═════ Information supplied ═════
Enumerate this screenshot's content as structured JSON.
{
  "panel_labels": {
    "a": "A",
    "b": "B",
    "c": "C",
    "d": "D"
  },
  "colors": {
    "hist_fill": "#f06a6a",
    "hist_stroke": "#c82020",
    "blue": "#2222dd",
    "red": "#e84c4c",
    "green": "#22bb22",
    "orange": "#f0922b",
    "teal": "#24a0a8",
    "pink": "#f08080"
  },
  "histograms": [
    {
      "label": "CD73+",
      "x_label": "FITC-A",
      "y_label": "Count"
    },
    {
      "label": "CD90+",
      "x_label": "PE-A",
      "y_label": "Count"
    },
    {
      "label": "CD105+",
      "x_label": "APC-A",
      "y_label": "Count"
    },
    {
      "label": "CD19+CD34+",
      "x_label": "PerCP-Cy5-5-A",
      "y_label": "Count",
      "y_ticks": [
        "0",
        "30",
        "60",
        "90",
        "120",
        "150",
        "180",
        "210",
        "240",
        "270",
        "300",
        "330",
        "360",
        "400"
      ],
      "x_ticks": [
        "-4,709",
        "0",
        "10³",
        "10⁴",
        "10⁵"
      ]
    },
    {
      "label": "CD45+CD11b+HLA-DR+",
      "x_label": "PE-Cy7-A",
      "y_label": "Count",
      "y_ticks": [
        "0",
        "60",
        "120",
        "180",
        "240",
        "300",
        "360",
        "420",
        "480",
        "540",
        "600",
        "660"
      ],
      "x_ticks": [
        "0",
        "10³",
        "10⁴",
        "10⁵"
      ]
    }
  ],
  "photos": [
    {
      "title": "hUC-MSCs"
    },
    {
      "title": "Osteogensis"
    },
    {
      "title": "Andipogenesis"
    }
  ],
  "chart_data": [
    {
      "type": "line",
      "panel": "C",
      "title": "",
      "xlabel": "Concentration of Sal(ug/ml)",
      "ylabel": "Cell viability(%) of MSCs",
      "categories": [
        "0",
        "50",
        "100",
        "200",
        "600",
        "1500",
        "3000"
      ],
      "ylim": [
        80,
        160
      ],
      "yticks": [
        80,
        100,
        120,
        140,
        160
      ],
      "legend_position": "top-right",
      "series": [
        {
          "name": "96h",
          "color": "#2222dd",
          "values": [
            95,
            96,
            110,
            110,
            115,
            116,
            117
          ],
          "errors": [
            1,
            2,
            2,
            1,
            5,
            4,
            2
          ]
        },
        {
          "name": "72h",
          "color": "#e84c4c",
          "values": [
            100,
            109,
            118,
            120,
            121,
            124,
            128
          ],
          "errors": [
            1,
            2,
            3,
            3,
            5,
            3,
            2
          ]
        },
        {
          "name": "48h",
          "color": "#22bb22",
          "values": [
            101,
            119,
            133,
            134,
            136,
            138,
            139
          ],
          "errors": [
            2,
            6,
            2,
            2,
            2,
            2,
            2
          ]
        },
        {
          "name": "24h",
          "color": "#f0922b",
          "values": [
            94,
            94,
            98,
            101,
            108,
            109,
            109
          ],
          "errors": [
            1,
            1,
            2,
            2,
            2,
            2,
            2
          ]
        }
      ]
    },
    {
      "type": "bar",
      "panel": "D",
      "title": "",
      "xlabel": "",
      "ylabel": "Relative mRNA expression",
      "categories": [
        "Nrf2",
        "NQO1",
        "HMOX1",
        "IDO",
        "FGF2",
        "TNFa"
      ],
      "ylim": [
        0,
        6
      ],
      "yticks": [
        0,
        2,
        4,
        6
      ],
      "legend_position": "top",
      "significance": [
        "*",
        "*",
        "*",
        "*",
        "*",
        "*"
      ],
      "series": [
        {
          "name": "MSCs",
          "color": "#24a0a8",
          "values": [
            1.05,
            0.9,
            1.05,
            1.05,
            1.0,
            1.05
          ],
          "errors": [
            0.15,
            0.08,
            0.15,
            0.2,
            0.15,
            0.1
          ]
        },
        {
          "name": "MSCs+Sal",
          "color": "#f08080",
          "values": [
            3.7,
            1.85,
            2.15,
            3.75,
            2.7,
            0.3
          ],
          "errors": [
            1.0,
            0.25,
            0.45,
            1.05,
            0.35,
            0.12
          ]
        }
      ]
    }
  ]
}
═════
#### The task:
Every record must appear in the answer exactly as written.

#### Written response:
Enumerate this screenshot's content as structured JSON.
{
  "panel_labels": {
    "a": "A",
    "b": "B",
    "c": "C",
    "d": "D"
  },
  "colors": {
    "hist_fill": "#f06a6a",
    "hist_stroke": "#c82020",
    "blue": "#2222dd",
    "red": "#e84c4c",
    "green": "#22bb22",
    "orange": "#f0922b",
    "teal": "#24a0a8",
    "pink": "#f08080"
  },
  "histograms": [
    {
      "label": "CD73+",
      "x_label": "FITC-A",
      "y_label": "Count"
    },
    {
      "label": "CD90+",
      "x_label": "PE-A",
      "y_label": "Count"
    },
    {
      "label": "CD105+",
      "x_label": "APC-A",
      "y_label": "Count"
    },
    {
      "label": "CD19+CD34+",
      "x_label": "PerCP-Cy5-5-A",
      "y_label": "Count",
      "y_ticks": [
        "0",
        "30",
        "60",
        "90",
        "120",
        "150",
        "180",
        "210",
        "240",
        "270",
        "300",
        "330",
        "360",
        "400"
      ],
      "x_ticks": [
        "-4,709",
        "0",
        "10³",
        "10⁴",
        "10⁵"
      ]
    },
    {
      "label": "CD45+CD11b+HLA-DR+",
      "x_label": "PE-Cy7-A",
      "y_label": "Count",
      "y_ticks": [
        "0",
        "60",
        "120",
        "180",
        "240",
        "300",
        "360",
        "420",
        "480",
        "540",
        "600",
        "660"
      ],
      "x_ticks": [
        "0",
        "10³",
        "10⁴",
        "10⁵"
      ]
    }
  ],
  "photos": [
    {
      "title": "hUC-MSCs"
    },
    {
      "title": "Osteogensis"
    },
    {
      "title": "Andipogenesis"
    }
  ],
  "chart_data": [
    {
      "type": "line",
      "panel": "C",
      "title": "",
      "xlabel": "Concentration of Sal(ug/ml)",
      "ylabel": "Cell viability(%) of MSCs",
      "categories": [
        "0",
        "50",
        "100",
        "200",
        "600",
        "1500",
        "3000"
      ],
      "ylim": [
        80,
        160
      ],
      "yticks": [
        80,
        100,
        120,
        140,
        160
      ],
      "legend_position": "top-right",
      "series": [
        {
          "name": "96h",
          "color": "#2222dd",
          "values": [
            95,
            96,
            110,
            110,
            115,
            116,
            117
          ],
          "errors": [
            1,
            2,
            2,
            1,
            5,
            4,
            2
          ]
        },
        {
          "name": "72h",
          "color": "#e84c4c",
          "values": [
            100,
            109,
            118,
            120,
            121,
            124,
            128
          ],
          "errors": [
            1,
            2,
            3,
            3,
            5,
            3,
            2
          ]
        },
        {
          "name": "48h",
          "color": "#22bb22",
          "values": [
            101,
            119,
            133,
            134,
            136,
            138,
            139
          ],
          "errors": [
            2,
            6,
            2,
            2,
            2,
            2,
            2
          ]
        },
        {
          "name": "24h",
          "color": "#f0922b",
          "values": [
            94,
            94,
            98,
            101,
            108,
            109,
            109
          ],
          "errors": [
            1,
            1,
            2,
            2,
            2,
            2,
            2
          ]
        }
      ]
    },
    {
      "type": "bar",
      "panel": "D",
      "title": "",
      "xlabel": "",
      "ylabel": "Relative mRNA expression",
      "categories": [
        "Nrf2",
        "NQO1",
        "HMOX1",
        "IDO",
        "FGF2",
        "TNFa"
      ],
      "ylim": [
        0,
        6
      ],
      "yticks": [
        0,
        2,
        4,
        6
      ],
      "legend_position": "top",
      "significance": [
        "*",
        "*",
        "*",
        "*",
        "*",
        "*"
      ],
      "series": [
        {
          "name": "MSCs",
          "color": "#24a0a8",
          "values": [
            1.05,
            0.9,
            1.05,
            1.05,
            1.0,
            1.05
          ],
          "errors": [
            0.15,
            0.08,
            0.15,
            0.2,
            0.15,
            0.1
          ]
        },
        {
          "name": "MSCs+Sal",
          "color": "#f08080",
          "values": [
            3.7,
            1.85,
            2.15,
            3.75,
            2.7,
            0.3
          ],
          "errors": [
            1.0,
            0.25,
            0.45,
            1.05,
            0.35,
            0.12
          ]
        }
      ]
    }
  ]
}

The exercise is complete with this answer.